Data for the task –

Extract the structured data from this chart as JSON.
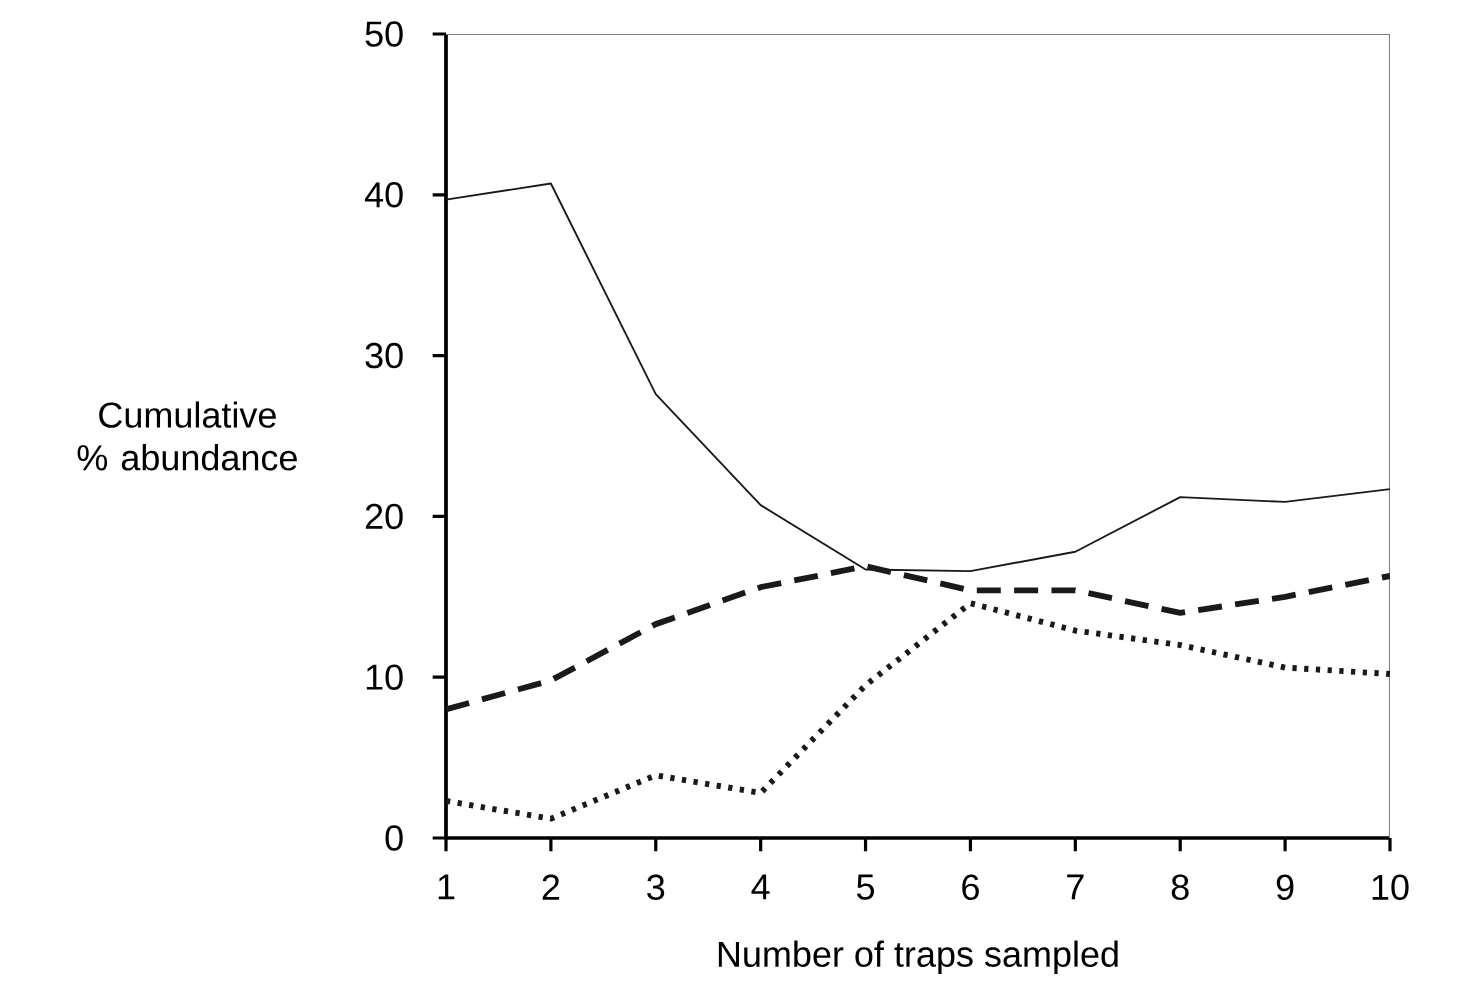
{
  "chart_data": {
    "type": "line",
    "xlabel": "Number of traps sampled",
    "ylabel": "Cumulative % abundance",
    "x": [
      1,
      2,
      3,
      4,
      5,
      6,
      7,
      8,
      9,
      10
    ],
    "series": [
      {
        "color": "#1a1a1a",
        "line_style": "solid",
        "values": [
          39.7,
          40.7,
          27.6,
          20.7,
          16.7,
          16.6,
          17.8,
          21.2,
          20.9,
          21.7
        ]
      },
      {
        "color": "#1a1a1a",
        "line_style": "dashed",
        "values": [
          8.0,
          9.8,
          13.3,
          15.6,
          16.9,
          15.4,
          15.4,
          14.0,
          15.0,
          16.3
        ]
      },
      {
        "color": "#1a1a1a",
        "line_style": "dotted",
        "values": [
          2.3,
          1.2,
          3.9,
          2.8,
          9.5,
          14.6,
          12.9,
          12.0,
          10.6,
          10.2
        ]
      }
    ],
    "xlim": [
      1,
      10
    ],
    "xticks": [
      1,
      2,
      3,
      4,
      5,
      6,
      7,
      8,
      9,
      10
    ],
    "ylim": [
      0,
      50
    ],
    "yticks": [
      0,
      10,
      20,
      30,
      40,
      50
    ],
    "grid": false,
    "marker": "none"
  }
}
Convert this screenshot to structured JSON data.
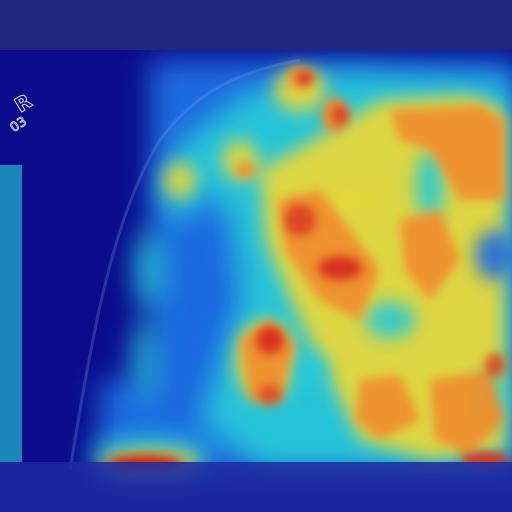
{
  "image": {
    "kind": "heatmap-overlay-photo",
    "colormap": "jet"
  },
  "marker": {
    "letter": "R",
    "number": "03"
  },
  "colors": {
    "cold": "#0a0a8a",
    "cool": "#1e6be0",
    "mid": "#27c9d8",
    "warm": "#e6d83a",
    "hot": "#f0902e",
    "peak": "#d8321e"
  }
}
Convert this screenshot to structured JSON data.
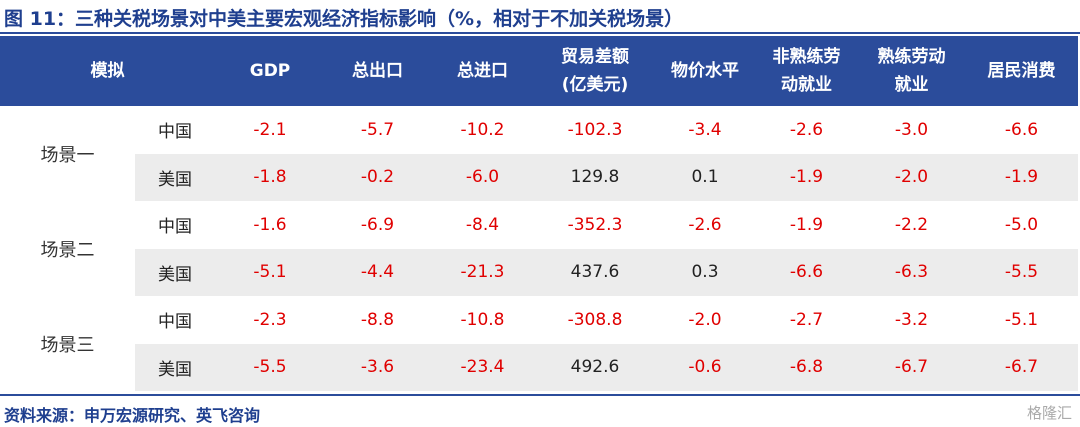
{
  "title": "图 11：三种关税场景对中美主要宏观经济指标影响（%，相对于不加关税场景）",
  "table": {
    "header": {
      "label": [
        "模拟"
      ],
      "columns": [
        [
          "GDP"
        ],
        [
          "总出口"
        ],
        [
          "总进口"
        ],
        [
          "贸易差额",
          "(亿美元)"
        ],
        [
          "物价水平"
        ],
        [
          "非熟练劳",
          "动就业"
        ],
        [
          "熟练劳动",
          "就业"
        ],
        [
          "居民消费"
        ]
      ]
    },
    "groups": [
      {
        "name": "场景一",
        "rows": [
          {
            "country": "中国",
            "values": [
              "-2.1",
              "-5.7",
              "-10.2",
              "-102.3",
              "-3.4",
              "-2.6",
              "-3.0",
              "-6.6"
            ]
          },
          {
            "country": "美国",
            "values": [
              "-1.8",
              "-0.2",
              "-6.0",
              "129.8",
              "0.1",
              "-1.9",
              "-2.0",
              "-1.9"
            ]
          }
        ]
      },
      {
        "name": "场景二",
        "rows": [
          {
            "country": "中国",
            "values": [
              "-1.6",
              "-6.9",
              "-8.4",
              "-352.3",
              "-2.6",
              "-1.9",
              "-2.2",
              "-5.0"
            ]
          },
          {
            "country": "美国",
            "values": [
              "-5.1",
              "-4.4",
              "-21.3",
              "437.6",
              "0.3",
              "-6.6",
              "-6.3",
              "-5.5"
            ]
          }
        ]
      },
      {
        "name": "场景三",
        "rows": [
          {
            "country": "中国",
            "values": [
              "-2.3",
              "-8.8",
              "-10.8",
              "-308.8",
              "-2.0",
              "-2.7",
              "-3.2",
              "-5.1"
            ]
          },
          {
            "country": "美国",
            "values": [
              "-5.5",
              "-3.6",
              "-23.4",
              "492.6",
              "-0.6",
              "-6.8",
              "-6.7",
              "-6.7"
            ]
          }
        ]
      }
    ]
  },
  "footer": {
    "source": "资料来源：申万宏源研究、英飞咨询",
    "watermark": "格隆汇"
  }
}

Requirement – Transcribe the records above exactly, omitting every picture they contain.

Task solution –
Extract the structured data from this chart as JSON.
{
  "chart_data": {
    "type": "line",
    "xlabel": "Number of traps sampled",
    "ylabel": "Cumulative % abundance",
    "x": [
      1,
      2,
      3,
      4,
      5,
      6,
      7,
      8,
      9,
      10
    ],
    "series": [
      {
        "color": "#1a1a1a",
        "line_style": "solid",
        "values": [
          39.7,
          40.7,
          27.6,
          20.7,
          16.7,
          16.6,
          17.8,
          21.2,
          20.9,
          21.7
        ]
      },
      {
        "color": "#1a1a1a",
        "line_style": "dashed",
        "values": [
          8.0,
          9.8,
          13.3,
          15.6,
          16.9,
          15.4,
          15.4,
          14.0,
          15.0,
          16.3
        ]
      },
      {
        "color": "#1a1a1a",
        "line_style": "dotted",
        "values": [
          2.3,
          1.2,
          3.9,
          2.8,
          9.5,
          14.6,
          12.9,
          12.0,
          10.6,
          10.2
        ]
      }
    ],
    "xlim": [
      1,
      10
    ],
    "xticks": [
      1,
      2,
      3,
      4,
      5,
      6,
      7,
      8,
      9,
      10
    ],
    "ylim": [
      0,
      50
    ],
    "yticks": [
      0,
      10,
      20,
      30,
      40,
      50
    ],
    "grid": false,
    "marker": "none"
  }
}
Convert this screenshot to structured JSON data.
{
  "image": {
    "kind": "heatmap-overlay-photo",
    "colormap": "jet"
  },
  "marker": {
    "letter": "R",
    "number": "03"
  },
  "colors": {
    "cold": "#0a0a8a",
    "cool": "#1e6be0",
    "mid": "#27c9d8",
    "warm": "#e6d83a",
    "hot": "#f0902e",
    "peak": "#d8321e"
  }
}
Convert this screenshot to structured JSON data.
{
  "title": "图 11：三种关税场景对中美主要宏观经济指标影响（%，相对于不加关税场景）",
  "table": {
    "header": {
      "label": [
        "模拟"
      ],
      "columns": [
        [
          "GDP"
        ],
        [
          "总出口"
        ],
        [
          "总进口"
        ],
        [
          "贸易差额",
          "(亿美元)"
        ],
        [
          "物价水平"
        ],
        [
          "非熟练劳",
          "动就业"
        ],
        [
          "熟练劳动",
          "就业"
        ],
        [
          "居民消费"
        ]
      ]
    },
    "groups": [
      {
        "name": "场景一",
        "rows": [
          {
            "country": "中国",
            "values": [
              "-2.1",
              "-5.7",
              "-10.2",
              "-102.3",
              "-3.4",
              "-2.6",
              "-3.0",
              "-6.6"
            ]
          },
          {
            "country": "美国",
            "values": [
              "-1.8",
              "-0.2",
              "-6.0",
              "129.8",
              "0.1",
              "-1.9",
              "-2.0",
              "-1.9"
            ]
          }
        ]
      },
      {
        "name": "场景二",
        "rows": [
          {
            "country": "中国",
            "values": [
              "-1.6",
              "-6.9",
              "-8.4",
              "-352.3",
              "-2.6",
              "-1.9",
              "-2.2",
              "-5.0"
            ]
          },
          {
            "country": "美国",
            "values": [
              "-5.1",
              "-4.4",
              "-21.3",
              "437.6",
              "0.3",
              "-6.6",
              "-6.3",
              "-5.5"
            ]
          }
        ]
      },
      {
        "name": "场景三",
        "rows": [
          {
            "country": "中国",
            "values": [
              "-2.3",
              "-8.8",
              "-10.8",
              "-308.8",
              "-2.0",
              "-2.7",
              "-3.2",
              "-5.1"
            ]
          },
          {
            "country": "美国",
            "values": [
              "-5.5",
              "-3.6",
              "-23.4",
              "492.6",
              "-0.6",
              "-6.8",
              "-6.7",
              "-6.7"
            ]
          }
        ]
      }
    ]
  },
  "footer": {
    "source": "资料来源：申万宏源研究、英飞咨询",
    "watermark": "格隆汇"
  }
}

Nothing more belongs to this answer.